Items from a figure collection
==================================================
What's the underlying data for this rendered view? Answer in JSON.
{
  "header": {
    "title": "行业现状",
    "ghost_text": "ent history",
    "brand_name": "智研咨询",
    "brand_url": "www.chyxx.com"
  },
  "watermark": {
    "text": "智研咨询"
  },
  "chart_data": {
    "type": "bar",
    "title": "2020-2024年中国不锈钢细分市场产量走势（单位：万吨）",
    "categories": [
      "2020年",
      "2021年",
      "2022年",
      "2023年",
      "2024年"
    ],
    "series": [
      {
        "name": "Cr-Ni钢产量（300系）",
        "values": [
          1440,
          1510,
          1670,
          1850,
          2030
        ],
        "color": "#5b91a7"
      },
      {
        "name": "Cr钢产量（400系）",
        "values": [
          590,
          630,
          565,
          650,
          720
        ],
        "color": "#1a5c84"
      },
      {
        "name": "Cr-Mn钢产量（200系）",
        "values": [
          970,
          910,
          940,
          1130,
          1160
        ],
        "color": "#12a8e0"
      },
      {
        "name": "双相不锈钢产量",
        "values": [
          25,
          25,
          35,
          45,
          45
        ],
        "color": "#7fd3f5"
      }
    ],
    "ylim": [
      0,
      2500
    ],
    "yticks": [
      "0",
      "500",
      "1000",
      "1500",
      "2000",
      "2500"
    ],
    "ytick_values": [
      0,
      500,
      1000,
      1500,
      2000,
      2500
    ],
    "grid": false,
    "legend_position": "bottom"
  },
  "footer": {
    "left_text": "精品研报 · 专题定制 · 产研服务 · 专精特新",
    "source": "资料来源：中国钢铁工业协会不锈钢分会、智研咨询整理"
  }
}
==================================================
BRIEF — Repeat all of the entries exactly.

WORKED SOLUTION —
What's the underlying data for this rendered view? Answer in JSON.
{
  "header": {
    "title": "行业现状",
    "ghost_text": "ent history",
    "brand_name": "智研咨询",
    "brand_url": "www.chyxx.com"
  },
  "watermark": {
    "text": "智研咨询"
  },
  "chart_data": {
    "type": "bar",
    "title": "2020-2024年中国不锈钢细分市场产量走势（单位：万吨）",
    "categories": [
      "2020年",
      "2021年",
      "2022年",
      "2023年",
      "2024年"
    ],
    "series": [
      {
        "name": "Cr-Ni钢产量（300系）",
        "values": [
          1440,
          1510,
          1670,
          1850,
          2030
        ],
        "color": "#5b91a7"
      },
      {
        "name": "Cr钢产量（400系）",
        "values": [
          590,
          630,
          565,
          650,
          720
        ],
        "color": "#1a5c84"
      },
      {
        "name": "Cr-Mn钢产量（200系）",
        "values": [
          970,
          910,
          940,
          1130,
          1160
        ],
        "color": "#12a8e0"
      },
      {
        "name": "双相不锈钢产量",
        "values": [
          25,
          25,
          35,
          45,
          45
        ],
        "color": "#7fd3f5"
      }
    ],
    "ylim": [
      0,
      2500
    ],
    "yticks": [
      "0",
      "500",
      "1000",
      "1500",
      "2000",
      "2500"
    ],
    "ytick_values": [
      0,
      500,
      1000,
      1500,
      2000,
      2500
    ],
    "grid": false,
    "legend_position": "bottom"
  },
  "footer": {
    "left_text": "精品研报 · 专题定制 · 产研服务 · 专精特新",
    "source": "资料来源：中国钢铁工业协会不锈钢分会、智研咨询整理"
  }
}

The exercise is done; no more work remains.